Work to be completed: Copy every record below exactly as written, but leave out the pictures.

Records for the exercise:
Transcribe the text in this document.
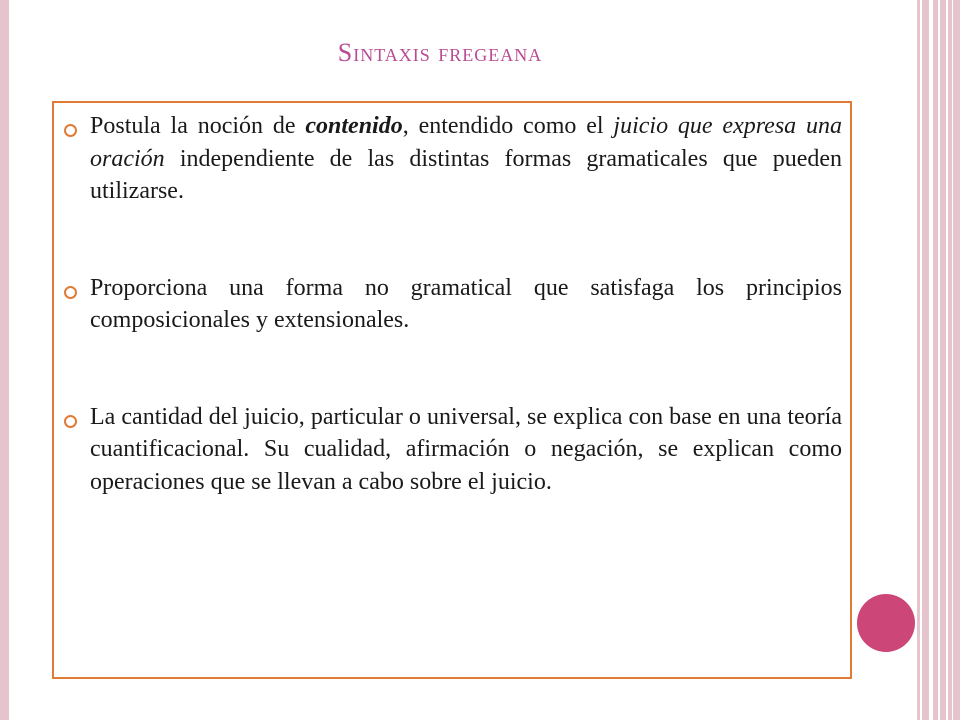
Sintaxis fregeana

Postula la noción de contenido, entendido como el juicio que expresa una oración independiente de las distintas formas gramaticales que pueden utilizarse.

Proporciona una forma no gramatical que satisfaga los principios composicionales y extensionales.

La cantidad del juicio, particular o universal, se explica con base en una teoría cuantificacional. Su cualidad, afirmación o negación, se explican como operaciones que se llevan a cabo sobre el juicio.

Written response:
Transcribe the text in this document.
Sintaxis fregeana

Postula la noción de contenido, entendido como el juicio que expresa una oración independiente de las distintas formas gramaticales que pueden utilizarse.

Proporciona una forma no gramatical que satisfaga los principios composicionales y extensionales.

La cantidad del juicio, particular o universal, se explica con base en una teoría cuantificacional. Su cualidad, afirmación o negación, se explican como operaciones que se llevan a cabo sobre el juicio.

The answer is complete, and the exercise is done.